GIVEN TASK » Every line of the listing must be reproduced as it stands. Leave the images behind.

RECORD EXTRACTS »
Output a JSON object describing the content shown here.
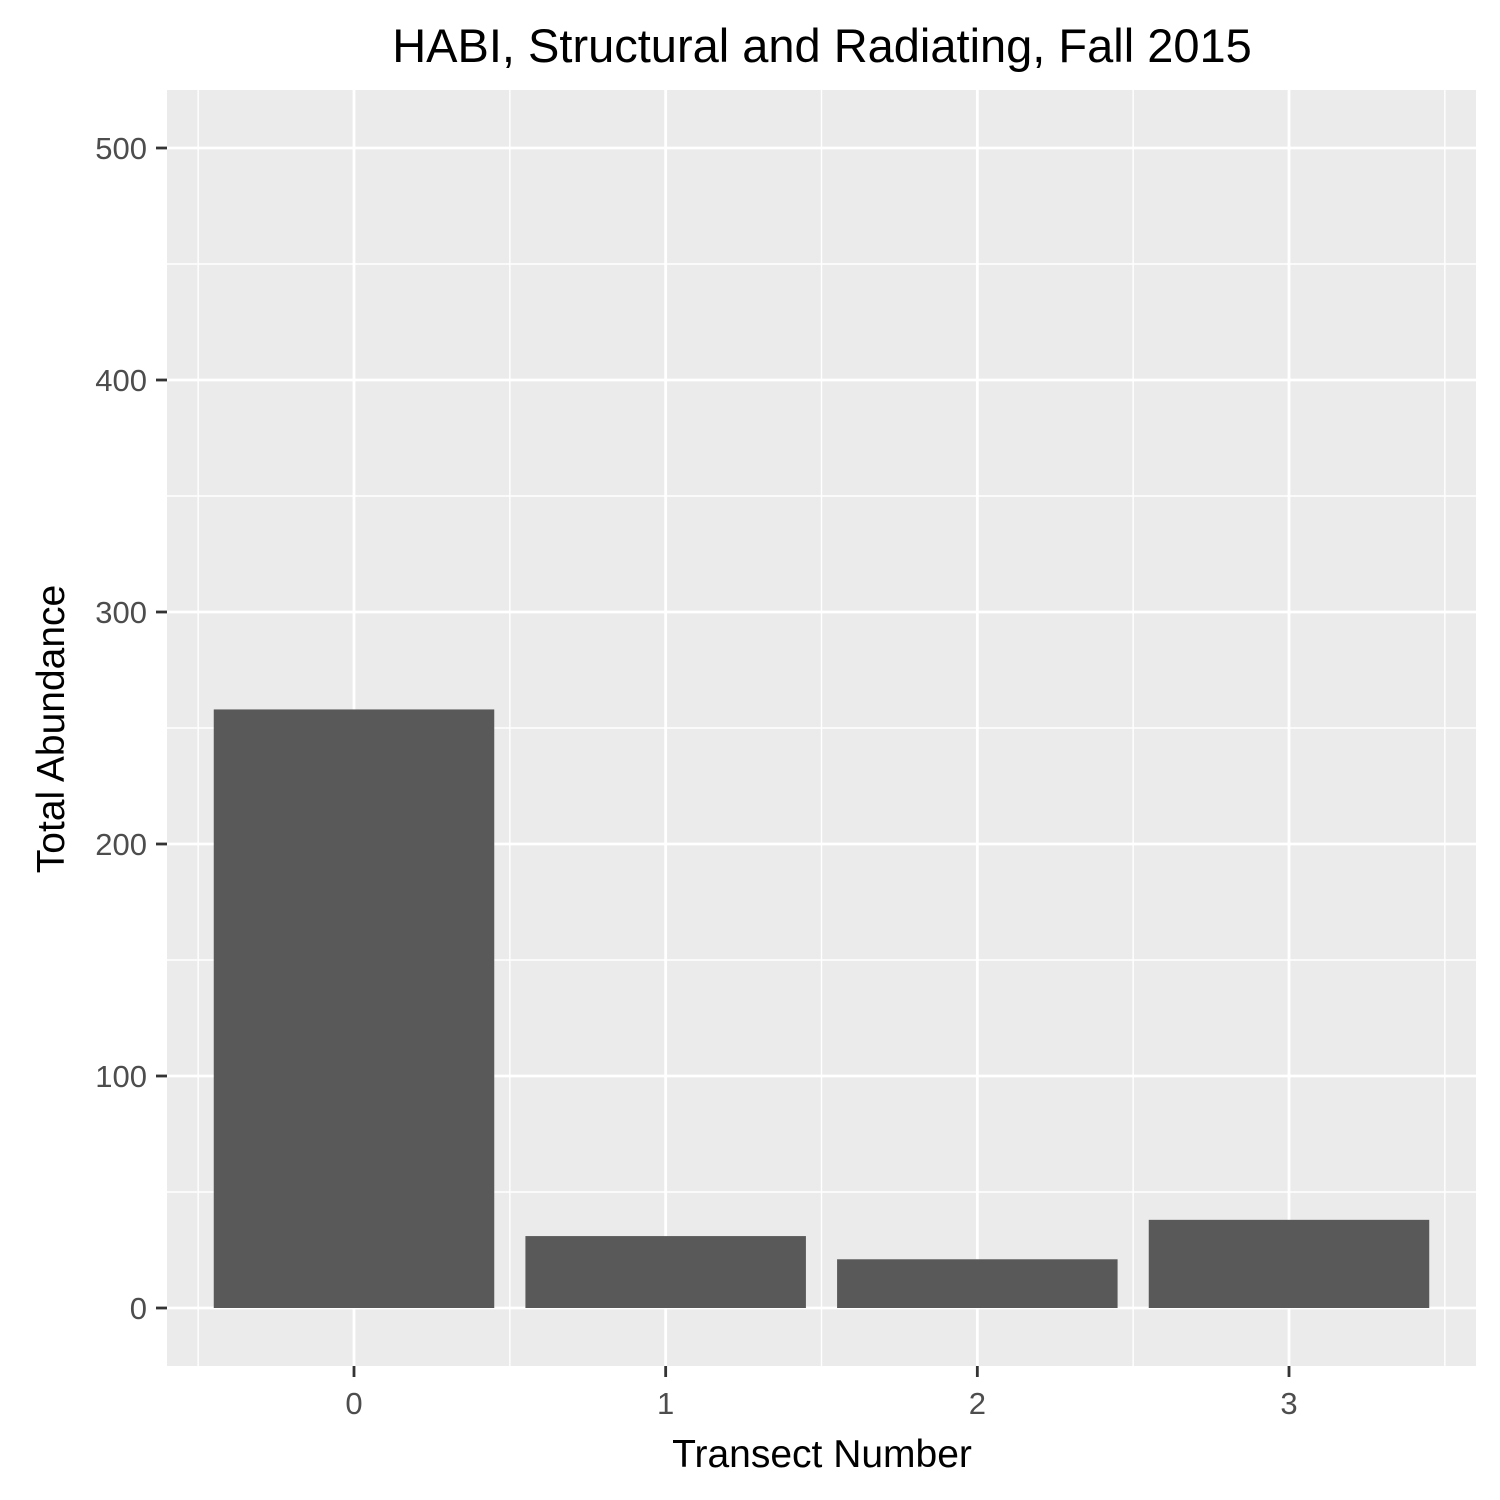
{
  "chart_data": {
    "type": "bar",
    "title": "HABI, Structural and Radiating, Fall 2015",
    "xlabel": "Transect Number",
    "ylabel": "Total Abundance",
    "categories": [
      "0",
      "1",
      "2",
      "3"
    ],
    "values": [
      258,
      31,
      21,
      38
    ],
    "yticks": [
      0,
      100,
      200,
      300,
      400,
      500
    ],
    "ylim": [
      -25,
      525
    ],
    "grid": true,
    "legend": "none",
    "colors": {
      "panel_background": "#ebebeb",
      "grid_line": "#ffffff",
      "bar_fill": "#595959",
      "tick_label": "#4d4d4d",
      "tick_mark": "#333333",
      "text": "#000000"
    }
  }
}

EXPECTED ANSWER »
Output a JSON object describing the content shown here.
{
  "chart_data": {
    "type": "bar",
    "title": "HABI, Structural and Radiating, Fall 2015",
    "xlabel": "Transect Number",
    "ylabel": "Total Abundance",
    "categories": [
      "0",
      "1",
      "2",
      "3"
    ],
    "values": [
      258,
      31,
      21,
      38
    ],
    "yticks": [
      0,
      100,
      200,
      300,
      400,
      500
    ],
    "ylim": [
      -25,
      525
    ],
    "grid": true,
    "legend": "none",
    "colors": {
      "panel_background": "#ebebeb",
      "grid_line": "#ffffff",
      "bar_fill": "#595959",
      "tick_label": "#4d4d4d",
      "tick_mark": "#333333",
      "text": "#000000"
    }
  }
}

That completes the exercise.